**PROBLEM TO WORK ON**
Spot each line that carries the word "jeudis"; copy those lines.
begin RECORD EXTRACTS
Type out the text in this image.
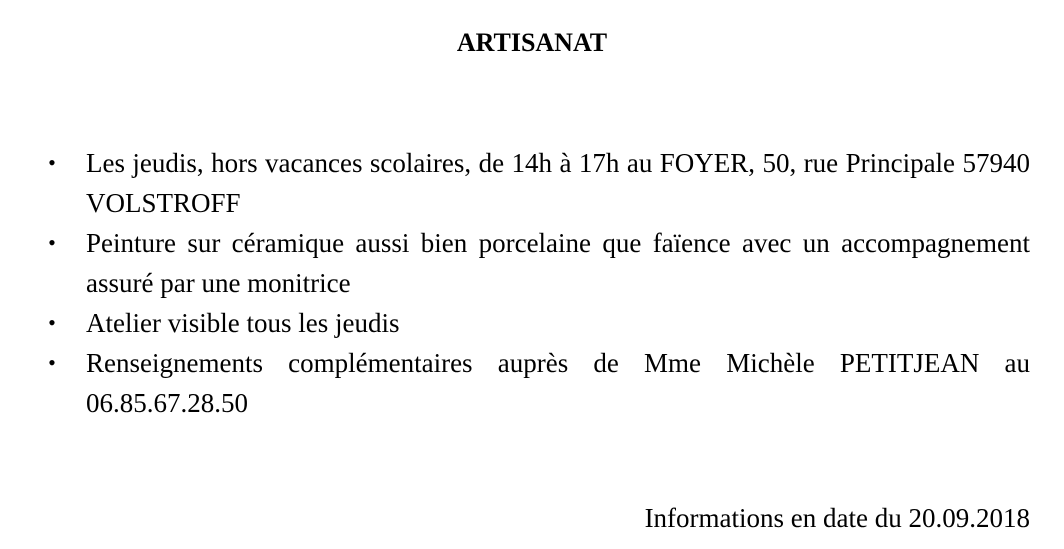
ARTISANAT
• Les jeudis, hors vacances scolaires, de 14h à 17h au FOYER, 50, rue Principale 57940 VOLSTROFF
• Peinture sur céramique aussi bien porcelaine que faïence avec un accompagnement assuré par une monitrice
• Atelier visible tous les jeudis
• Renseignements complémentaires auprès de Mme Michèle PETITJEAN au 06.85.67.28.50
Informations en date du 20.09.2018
end RECORD EXTRACTS
**CORRECT OUTPUT**
• Les jeudis, hors vacances scolaires, de 14h à 17h au FOYER, 50, rue Principale 57940 VOLSTROFF
• Atelier visible tous les jeudis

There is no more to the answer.